Where did the value come from? It came primarily from long dead creatures and the sun.
Its value lies in the energy that has been used to create it.

Where did Biden just get the 6Tr that he is about to spend?
Did he go to Fort Knox and sell some of the gold? Course he didnt, he just signed a bit of paper.

Not everything on the Blockchain is money, there are many other assets that can be assessed, particularly past behaviour, which is likely to become ever more important. For example, a far quantity of tokens that have a dollar value are distributed based on things like contract deployment, protocol governance participation, protocol interaction.
 
We will have bankless nations.


"These systems are holistic compositions of different interconnected components, woven together by a system of incentives, rational agents, and inputs/outputs. The emergent product of this composition is far greater than the sum of each individual part. Finding a precise name for the emergent product of these systems has been difficult. In fact, the only name that truly encompasses the entire body of these systems are the names themselves: Bitcoin and Ethereum."

"..., a nation is an organizational schema that humans use to organize and orient themselves to the world around them. Nations are systems that humans use as scaffolding for their daily activities; they create the structure for the constituent components that compose them. Not only have many nations come and gone with the passage of time, but many different types of nations have emerged, matured, aged, and then eventually died, as new nations are born in their place."

"Nations are tools that humans leverage to access stability in their lives. They offer organizational structures that people depend on for coordination, trust, and protection. The Nation achieves its sustenance by charging taxes, which the people are largely happy to pay so long as they perceive the cost to be an overall benefit. The Nation protects and organizes the people, the people pay the taxes for the upkeep of the nation. "

"Nations, or organizational schemes, are protocols. Protocols dictate the rules of the system, in order to establish standards that everyone can rely on. Protocols, and the standardization they create, are crucial for efficiency. If everyone can assume that everyone else is operating within the same standards, the heavy-lifting of coordinating is already taken care of. "

"The nation-state offered a stronger way to scale trust and organization across people, with fewer costs than organized religion. Nation-states brought an attempt at formalized ‘protocolization’ and the instantiation of ‘credible-neutrality’ in the underlying system. The ‘Constitution’ of a Nation is an ‘if-this-then-that’ codebase for how the nation-state system should operate. While it did not completely remove subjectivity from its interpretation, it made significant progress in reducing it. "

**Given information:**
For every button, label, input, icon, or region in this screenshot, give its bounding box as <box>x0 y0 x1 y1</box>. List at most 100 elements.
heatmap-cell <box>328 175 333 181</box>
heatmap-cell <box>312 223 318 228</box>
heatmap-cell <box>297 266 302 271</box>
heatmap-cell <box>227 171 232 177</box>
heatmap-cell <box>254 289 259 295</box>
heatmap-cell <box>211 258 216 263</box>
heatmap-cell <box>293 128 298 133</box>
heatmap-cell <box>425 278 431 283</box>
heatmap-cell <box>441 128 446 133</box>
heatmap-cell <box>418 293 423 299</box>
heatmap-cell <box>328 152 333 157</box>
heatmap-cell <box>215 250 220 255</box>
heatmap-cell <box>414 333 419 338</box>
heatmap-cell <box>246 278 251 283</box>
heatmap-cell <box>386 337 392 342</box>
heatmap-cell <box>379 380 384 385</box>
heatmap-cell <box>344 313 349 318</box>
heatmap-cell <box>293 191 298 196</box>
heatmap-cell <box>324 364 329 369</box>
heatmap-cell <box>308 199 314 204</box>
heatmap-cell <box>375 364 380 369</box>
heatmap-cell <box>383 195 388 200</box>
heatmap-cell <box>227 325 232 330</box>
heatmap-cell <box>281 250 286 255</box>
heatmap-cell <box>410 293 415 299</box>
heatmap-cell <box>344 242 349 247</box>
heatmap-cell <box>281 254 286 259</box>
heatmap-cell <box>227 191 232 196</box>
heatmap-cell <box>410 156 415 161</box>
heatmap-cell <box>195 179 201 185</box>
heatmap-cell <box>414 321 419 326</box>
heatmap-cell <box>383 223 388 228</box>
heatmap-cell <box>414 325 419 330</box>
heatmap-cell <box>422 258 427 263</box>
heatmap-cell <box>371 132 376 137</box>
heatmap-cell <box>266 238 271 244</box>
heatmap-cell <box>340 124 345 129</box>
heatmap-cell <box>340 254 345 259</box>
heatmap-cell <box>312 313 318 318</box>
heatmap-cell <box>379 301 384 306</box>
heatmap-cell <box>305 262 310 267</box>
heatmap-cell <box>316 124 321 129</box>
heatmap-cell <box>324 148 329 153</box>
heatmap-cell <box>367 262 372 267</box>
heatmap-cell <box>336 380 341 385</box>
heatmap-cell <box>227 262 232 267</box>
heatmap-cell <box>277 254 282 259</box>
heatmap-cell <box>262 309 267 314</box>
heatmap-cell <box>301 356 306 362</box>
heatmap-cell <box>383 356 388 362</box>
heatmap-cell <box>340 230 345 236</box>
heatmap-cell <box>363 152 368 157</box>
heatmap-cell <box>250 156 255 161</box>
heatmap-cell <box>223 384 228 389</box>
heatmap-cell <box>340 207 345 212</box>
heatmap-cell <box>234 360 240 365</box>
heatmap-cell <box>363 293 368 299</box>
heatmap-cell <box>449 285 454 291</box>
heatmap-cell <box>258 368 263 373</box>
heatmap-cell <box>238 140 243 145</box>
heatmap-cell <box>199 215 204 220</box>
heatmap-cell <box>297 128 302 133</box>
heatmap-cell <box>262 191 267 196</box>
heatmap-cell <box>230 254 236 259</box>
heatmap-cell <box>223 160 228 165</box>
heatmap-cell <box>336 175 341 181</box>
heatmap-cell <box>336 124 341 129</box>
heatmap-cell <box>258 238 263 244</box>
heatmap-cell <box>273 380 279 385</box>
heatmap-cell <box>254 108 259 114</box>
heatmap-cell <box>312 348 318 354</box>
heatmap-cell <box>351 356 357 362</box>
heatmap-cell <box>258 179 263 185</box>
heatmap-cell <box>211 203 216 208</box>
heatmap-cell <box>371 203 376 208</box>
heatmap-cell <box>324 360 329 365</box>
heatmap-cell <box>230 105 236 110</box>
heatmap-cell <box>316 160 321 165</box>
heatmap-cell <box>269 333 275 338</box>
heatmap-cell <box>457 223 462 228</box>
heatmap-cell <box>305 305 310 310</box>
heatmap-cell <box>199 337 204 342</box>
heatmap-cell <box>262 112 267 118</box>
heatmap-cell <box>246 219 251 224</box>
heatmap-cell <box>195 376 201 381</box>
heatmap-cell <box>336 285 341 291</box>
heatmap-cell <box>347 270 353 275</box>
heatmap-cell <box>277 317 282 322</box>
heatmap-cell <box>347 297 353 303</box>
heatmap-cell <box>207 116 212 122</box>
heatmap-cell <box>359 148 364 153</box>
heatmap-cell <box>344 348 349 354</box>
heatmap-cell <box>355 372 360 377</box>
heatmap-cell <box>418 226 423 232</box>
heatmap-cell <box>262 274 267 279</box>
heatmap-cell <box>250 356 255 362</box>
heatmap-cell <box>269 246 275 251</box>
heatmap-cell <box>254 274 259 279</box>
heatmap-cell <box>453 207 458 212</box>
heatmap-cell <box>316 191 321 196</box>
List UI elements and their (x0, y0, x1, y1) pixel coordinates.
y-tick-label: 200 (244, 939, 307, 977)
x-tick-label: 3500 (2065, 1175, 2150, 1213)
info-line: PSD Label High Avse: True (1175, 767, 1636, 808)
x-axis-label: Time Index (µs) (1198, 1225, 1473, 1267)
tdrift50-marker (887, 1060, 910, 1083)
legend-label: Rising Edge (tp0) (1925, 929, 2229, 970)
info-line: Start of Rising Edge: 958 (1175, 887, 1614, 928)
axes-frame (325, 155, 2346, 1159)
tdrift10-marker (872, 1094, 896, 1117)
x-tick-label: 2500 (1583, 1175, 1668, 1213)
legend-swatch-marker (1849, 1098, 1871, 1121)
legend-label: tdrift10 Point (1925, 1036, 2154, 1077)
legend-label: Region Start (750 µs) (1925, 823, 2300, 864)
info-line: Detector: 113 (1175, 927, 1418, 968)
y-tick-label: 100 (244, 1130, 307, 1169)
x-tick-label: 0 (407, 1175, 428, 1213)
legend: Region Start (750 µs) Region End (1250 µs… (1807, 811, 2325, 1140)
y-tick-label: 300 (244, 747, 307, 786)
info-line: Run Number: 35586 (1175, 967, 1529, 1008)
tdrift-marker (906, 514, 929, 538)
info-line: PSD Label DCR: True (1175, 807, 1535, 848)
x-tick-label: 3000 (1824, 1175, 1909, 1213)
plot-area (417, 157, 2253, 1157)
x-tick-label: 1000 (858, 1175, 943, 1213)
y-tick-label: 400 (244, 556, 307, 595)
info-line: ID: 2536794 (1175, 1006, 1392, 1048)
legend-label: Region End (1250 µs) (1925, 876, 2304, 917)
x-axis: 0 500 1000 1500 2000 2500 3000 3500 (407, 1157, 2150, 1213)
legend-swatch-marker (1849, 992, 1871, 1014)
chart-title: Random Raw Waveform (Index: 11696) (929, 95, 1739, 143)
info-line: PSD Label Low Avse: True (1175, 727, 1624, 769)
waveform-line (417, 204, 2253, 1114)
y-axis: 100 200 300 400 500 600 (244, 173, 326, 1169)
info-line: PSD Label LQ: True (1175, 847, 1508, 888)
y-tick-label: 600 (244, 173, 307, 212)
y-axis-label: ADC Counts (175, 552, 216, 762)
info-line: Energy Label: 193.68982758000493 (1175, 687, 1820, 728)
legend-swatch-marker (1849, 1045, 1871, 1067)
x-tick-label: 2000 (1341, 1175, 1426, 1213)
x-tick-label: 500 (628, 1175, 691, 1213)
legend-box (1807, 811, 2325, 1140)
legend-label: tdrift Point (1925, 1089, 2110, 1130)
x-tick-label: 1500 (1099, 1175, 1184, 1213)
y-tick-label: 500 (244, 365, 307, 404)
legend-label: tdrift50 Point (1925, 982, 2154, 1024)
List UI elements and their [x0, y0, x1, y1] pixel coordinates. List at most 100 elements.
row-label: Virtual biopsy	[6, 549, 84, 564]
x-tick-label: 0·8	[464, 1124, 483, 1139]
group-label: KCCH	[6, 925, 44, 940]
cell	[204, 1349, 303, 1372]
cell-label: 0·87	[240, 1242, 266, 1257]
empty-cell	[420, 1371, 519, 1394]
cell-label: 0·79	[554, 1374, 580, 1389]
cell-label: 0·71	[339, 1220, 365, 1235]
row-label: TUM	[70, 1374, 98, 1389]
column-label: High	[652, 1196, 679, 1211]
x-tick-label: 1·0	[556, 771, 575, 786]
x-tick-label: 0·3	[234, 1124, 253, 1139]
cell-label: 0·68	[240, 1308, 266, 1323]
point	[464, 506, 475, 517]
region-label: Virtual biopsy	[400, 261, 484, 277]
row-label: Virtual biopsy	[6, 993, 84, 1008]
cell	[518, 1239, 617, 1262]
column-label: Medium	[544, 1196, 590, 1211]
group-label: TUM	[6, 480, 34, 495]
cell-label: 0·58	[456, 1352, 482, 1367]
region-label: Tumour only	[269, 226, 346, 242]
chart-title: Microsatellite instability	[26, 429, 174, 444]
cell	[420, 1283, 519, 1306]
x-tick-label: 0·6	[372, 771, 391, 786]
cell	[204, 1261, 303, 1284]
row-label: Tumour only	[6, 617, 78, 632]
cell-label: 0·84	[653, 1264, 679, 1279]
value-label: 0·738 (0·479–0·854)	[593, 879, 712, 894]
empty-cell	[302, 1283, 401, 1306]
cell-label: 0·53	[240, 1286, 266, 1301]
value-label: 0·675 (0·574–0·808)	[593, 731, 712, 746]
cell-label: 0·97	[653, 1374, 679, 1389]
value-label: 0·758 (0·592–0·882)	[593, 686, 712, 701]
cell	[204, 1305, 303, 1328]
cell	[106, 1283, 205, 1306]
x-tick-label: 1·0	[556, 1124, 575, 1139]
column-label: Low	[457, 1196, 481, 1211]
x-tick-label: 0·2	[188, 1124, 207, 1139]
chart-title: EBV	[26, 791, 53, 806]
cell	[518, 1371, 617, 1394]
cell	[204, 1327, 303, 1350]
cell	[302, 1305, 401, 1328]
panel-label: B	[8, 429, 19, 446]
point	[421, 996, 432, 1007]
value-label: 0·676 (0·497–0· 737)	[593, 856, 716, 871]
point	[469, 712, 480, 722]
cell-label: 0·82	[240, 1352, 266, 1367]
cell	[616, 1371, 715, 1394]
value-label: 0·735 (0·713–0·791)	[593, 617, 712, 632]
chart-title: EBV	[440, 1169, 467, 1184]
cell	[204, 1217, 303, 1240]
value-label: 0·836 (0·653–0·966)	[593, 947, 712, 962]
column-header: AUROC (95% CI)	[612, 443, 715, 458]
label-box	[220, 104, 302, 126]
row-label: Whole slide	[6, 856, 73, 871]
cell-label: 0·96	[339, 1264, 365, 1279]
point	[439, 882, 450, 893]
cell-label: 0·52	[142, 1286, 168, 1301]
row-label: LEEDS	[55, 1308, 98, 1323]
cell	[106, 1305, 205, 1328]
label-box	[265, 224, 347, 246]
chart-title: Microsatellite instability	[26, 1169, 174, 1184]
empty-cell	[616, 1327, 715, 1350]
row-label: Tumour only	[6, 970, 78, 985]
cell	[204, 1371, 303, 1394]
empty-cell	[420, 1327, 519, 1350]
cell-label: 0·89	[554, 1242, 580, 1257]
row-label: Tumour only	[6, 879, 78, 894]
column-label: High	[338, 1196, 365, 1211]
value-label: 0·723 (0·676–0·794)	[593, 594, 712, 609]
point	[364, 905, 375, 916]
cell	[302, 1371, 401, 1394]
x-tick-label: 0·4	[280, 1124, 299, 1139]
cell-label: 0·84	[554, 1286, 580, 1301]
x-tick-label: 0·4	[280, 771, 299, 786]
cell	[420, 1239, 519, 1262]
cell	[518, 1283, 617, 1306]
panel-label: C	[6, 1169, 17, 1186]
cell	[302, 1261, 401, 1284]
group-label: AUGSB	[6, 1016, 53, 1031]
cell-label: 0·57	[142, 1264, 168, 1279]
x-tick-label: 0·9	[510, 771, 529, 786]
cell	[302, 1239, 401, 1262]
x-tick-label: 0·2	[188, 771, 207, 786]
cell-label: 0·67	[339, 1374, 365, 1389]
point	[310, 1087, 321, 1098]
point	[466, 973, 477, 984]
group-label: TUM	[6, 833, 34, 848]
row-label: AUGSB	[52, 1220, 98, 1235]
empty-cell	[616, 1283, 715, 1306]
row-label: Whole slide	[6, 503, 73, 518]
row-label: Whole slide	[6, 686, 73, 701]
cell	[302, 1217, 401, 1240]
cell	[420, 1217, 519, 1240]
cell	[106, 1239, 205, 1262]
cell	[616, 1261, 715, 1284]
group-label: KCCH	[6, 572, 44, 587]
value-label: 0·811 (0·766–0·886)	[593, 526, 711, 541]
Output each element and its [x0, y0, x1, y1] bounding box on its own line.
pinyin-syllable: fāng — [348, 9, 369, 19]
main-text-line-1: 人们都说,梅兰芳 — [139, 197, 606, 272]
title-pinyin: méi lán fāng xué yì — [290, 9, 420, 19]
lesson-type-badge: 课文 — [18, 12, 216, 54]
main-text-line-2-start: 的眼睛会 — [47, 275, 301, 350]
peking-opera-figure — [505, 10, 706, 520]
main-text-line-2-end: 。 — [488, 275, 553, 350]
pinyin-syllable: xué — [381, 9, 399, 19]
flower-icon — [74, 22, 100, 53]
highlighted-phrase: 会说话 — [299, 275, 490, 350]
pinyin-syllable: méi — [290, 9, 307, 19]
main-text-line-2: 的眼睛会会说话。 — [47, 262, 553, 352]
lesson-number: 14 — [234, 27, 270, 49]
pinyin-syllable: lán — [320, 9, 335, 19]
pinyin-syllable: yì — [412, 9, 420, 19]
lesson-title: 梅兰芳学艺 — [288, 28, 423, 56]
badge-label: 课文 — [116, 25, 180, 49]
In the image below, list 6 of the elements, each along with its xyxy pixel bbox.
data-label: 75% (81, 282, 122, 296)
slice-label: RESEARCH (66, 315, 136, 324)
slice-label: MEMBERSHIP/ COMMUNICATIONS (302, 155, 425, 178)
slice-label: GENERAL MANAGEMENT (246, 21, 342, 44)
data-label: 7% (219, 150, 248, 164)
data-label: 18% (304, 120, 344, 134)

**Requirements:** In the passage on nations as protocols, how does the Nation achieve its sustenance?

**Final answer:** By charging taxes.